Your task: Go through the material and pull out every line with the string "document" in it.

Data records:
..........
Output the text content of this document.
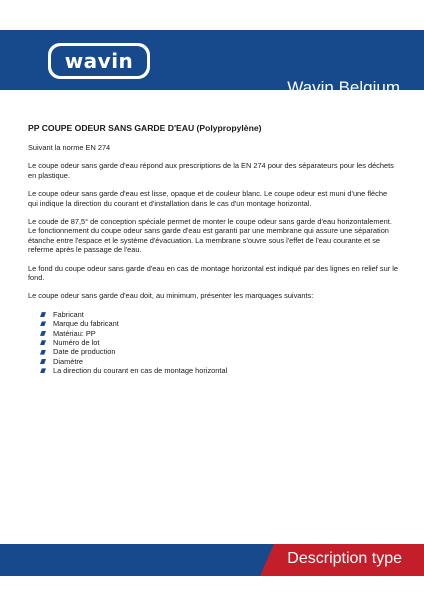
wavin
Wavin Belgium
PP COUPE ODEUR SANS GARDE D'EAU (Polypropylène)

Suivant la norme EN 274

Le coupe odeur sans garde d'eau répond aux prescriptions de la EN 274 pour des séparateurs pour les déchets en plastique.

Le coupe odeur sans garde d'eau est lisse, opaque et de couleur blanc. Le coupe odeur est muni d'une flèche qui indique la direction du courant et d'installation dans le cas d'un montage horizontal.

Le coude de 87,5° de conception spéciale permet de monter le coupe odeur sans garde d'eau horizontalement. Le fonctionnement du coupe odeur sans garde d'eau est garanti par une membrane qui assure une séparation étanche entre l'espace et le système d'évacuation. La membrane s'ouvre sous l'effet de l'eau courante et se referme après le passage de l'eau.

Le fond du coupe odeur sans garde d'eau en cas de montage horizontal est indiqué par des lignes en relief sur le fond.

Le coupe odeur sans garde d'eau doit, au minimum, présenter les marquages suivants:

Fabricant
Marque du fabricant
Matériau: PP
Numéro de lot
Date de production
Diamètre
La direction du courant en cas de montage horizontal
Description type
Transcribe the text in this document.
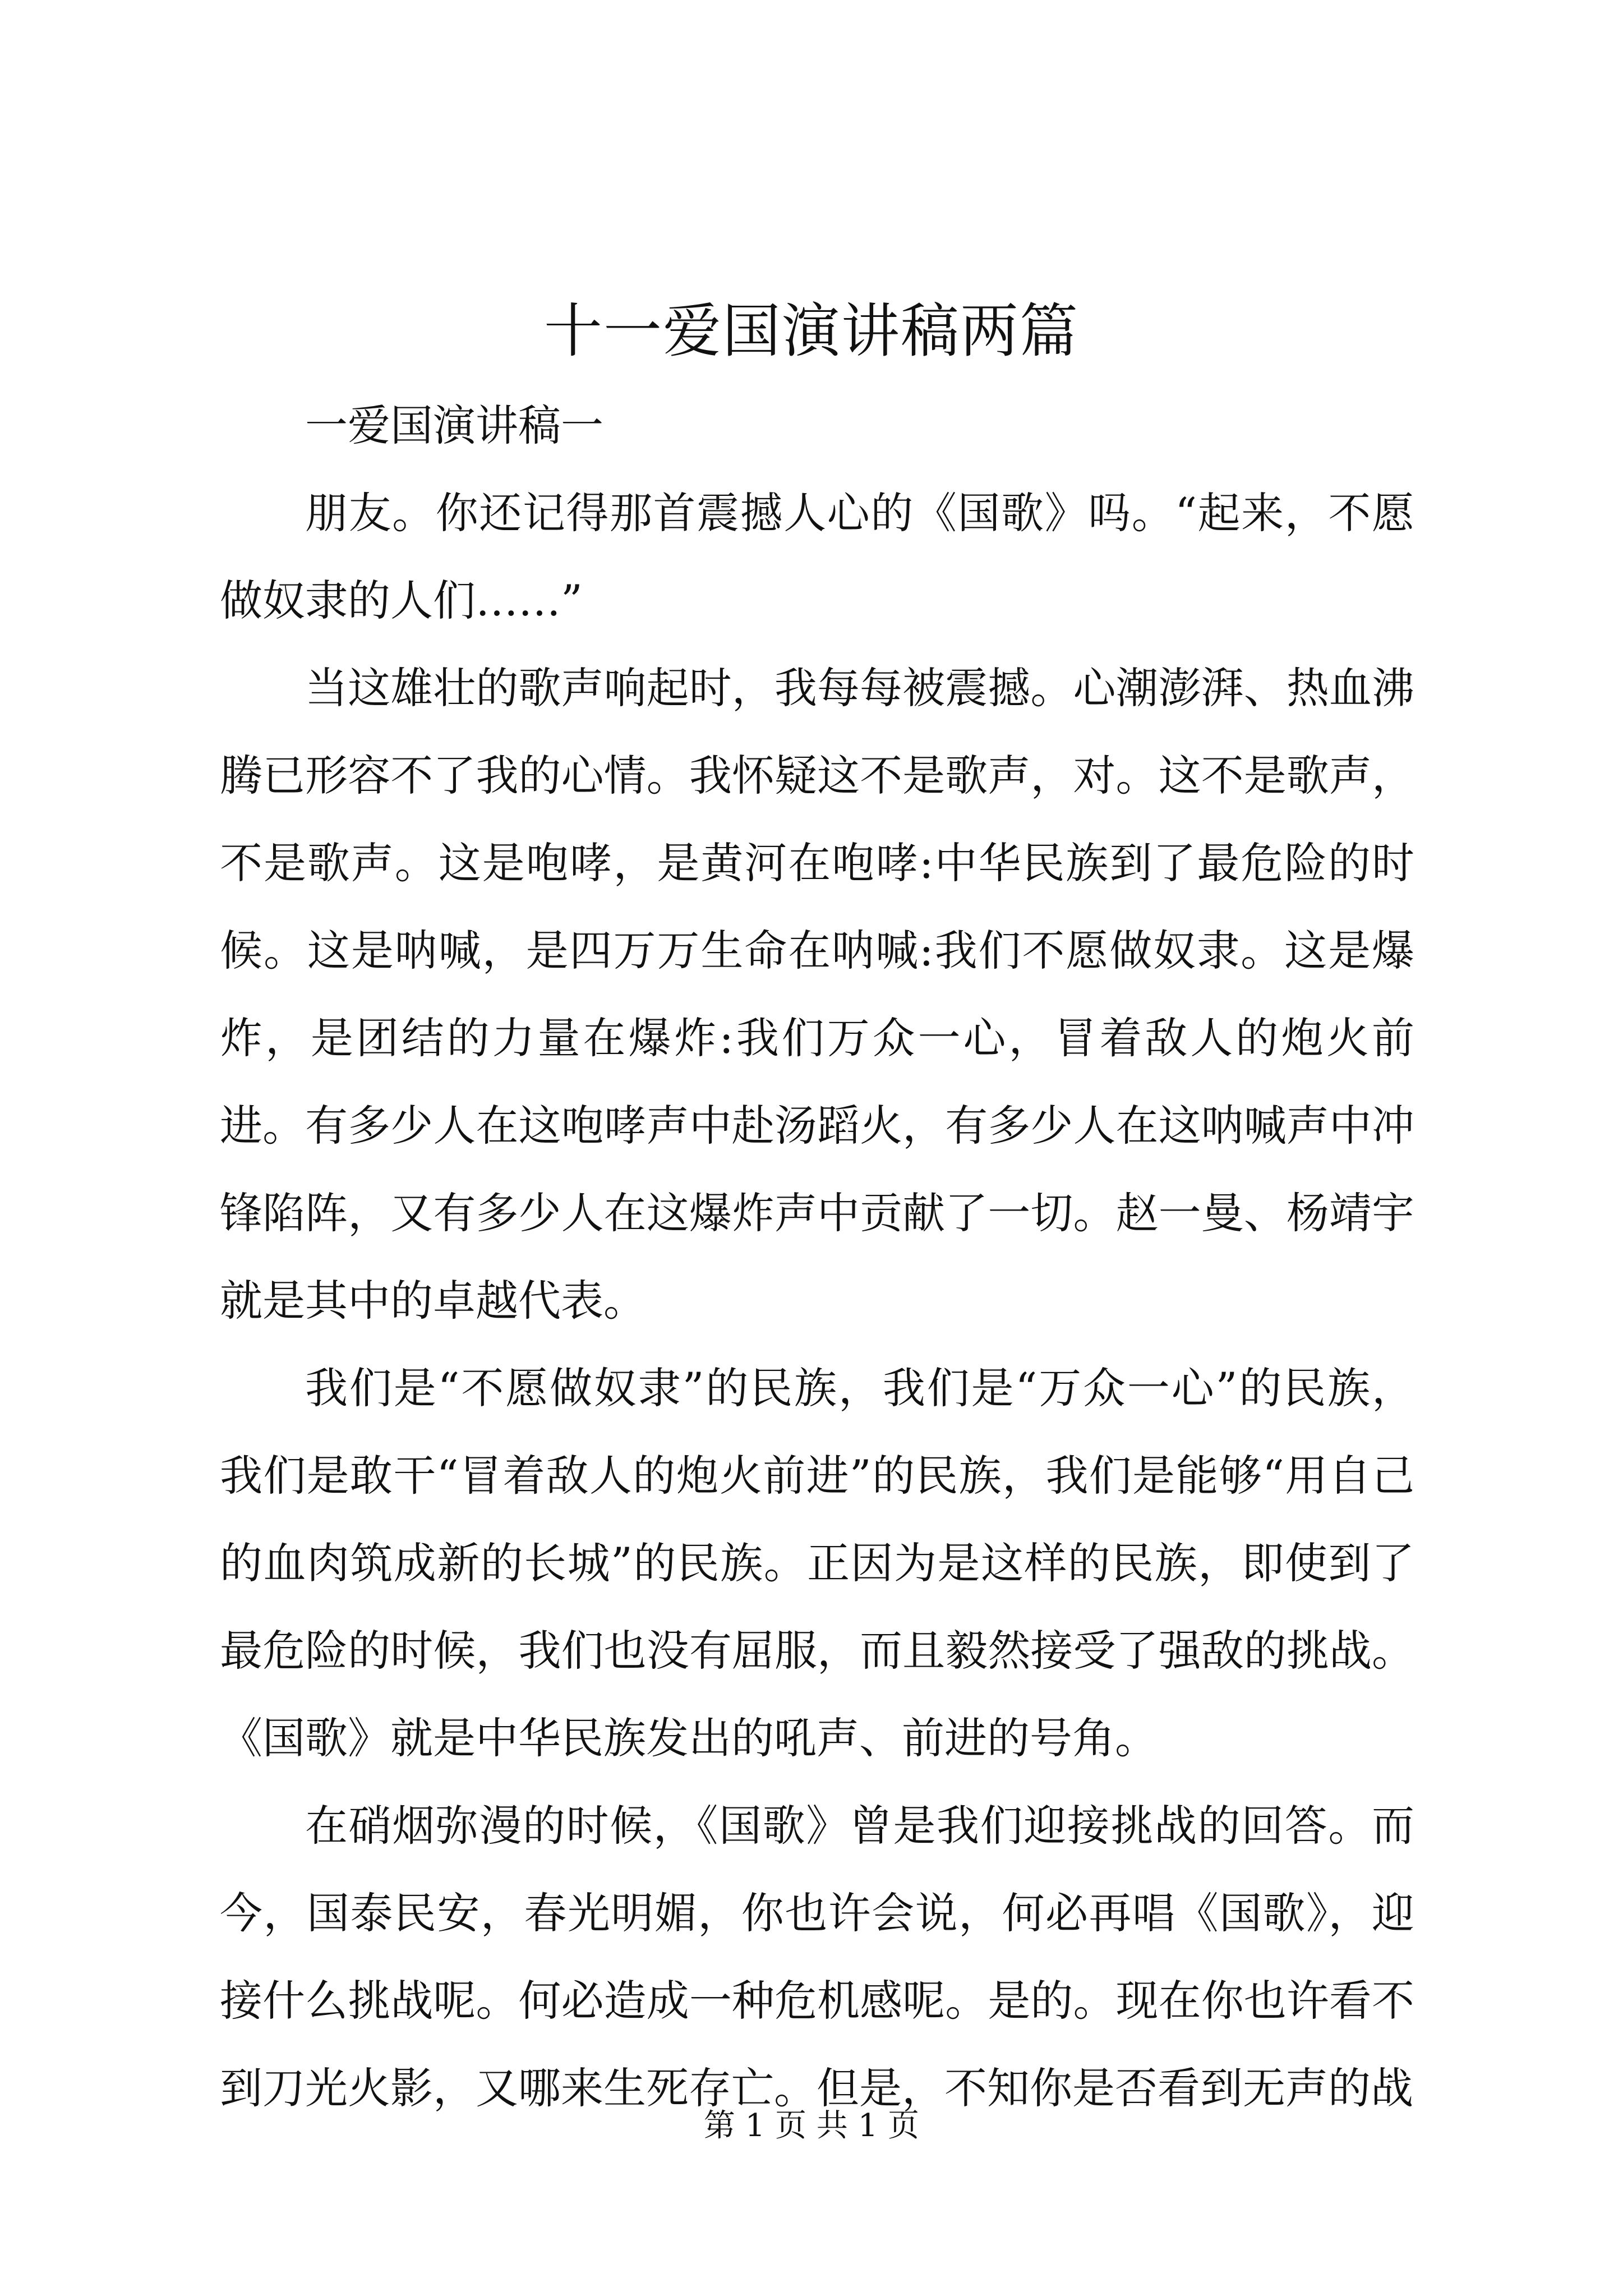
十一爱国演讲稿两篇

一爱国演讲稿一

朋友。你还记得那首震撼人心的《国歌》吗。“起来，不愿做奴隶的人们……”

当这雄壮的歌声响起时，我每每被震撼。心潮澎湃、热血沸腾已形容不了我的心情。我怀疑这不是歌声，对。这不是歌声，不是歌声。这是咆哮，是黄河在咆哮:中华民族到了最危险的时候。这是呐喊，是四万万生命在呐喊:我们不愿做奴隶。这是爆炸，是团结的力量在爆炸:我们万众一心，冒着敌人的炮火前进。有多少人在这咆哮声中赴汤蹈火，有多少人在这呐喊声中冲锋陷阵，又有多少人在这爆炸声中贡献了一切。赵一曼、杨靖宇就是其中的卓越代表。

我们是“不愿做奴隶”的民族，我们是“万众一心”的民族，我们是敢干“冒着敌人的炮火前进”的民族，我们是能够“用自己的血肉筑成新的长城”的民族。正因为是这样的民族，即使到了最危险的时候，我们也没有屈服，而且毅然接受了强敌的挑战。《国歌》就是中华民族发出的吼声、前进的号角。

在硝烟弥漫的时候，《国歌》曾是我们迎接挑战的回答。而今，国泰民安，春光明媚，你也许会说，何必再唱《国歌》，迎接什么挑战呢。何必造成一种危机感呢。是的。现在你也许看不到刀光火影，又哪来生死存亡。但是，不知你是否看到无声的战

第 1 页 共 1 页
..........
Finished answer:
Output the text content of this document.
Transcribe the text in this document.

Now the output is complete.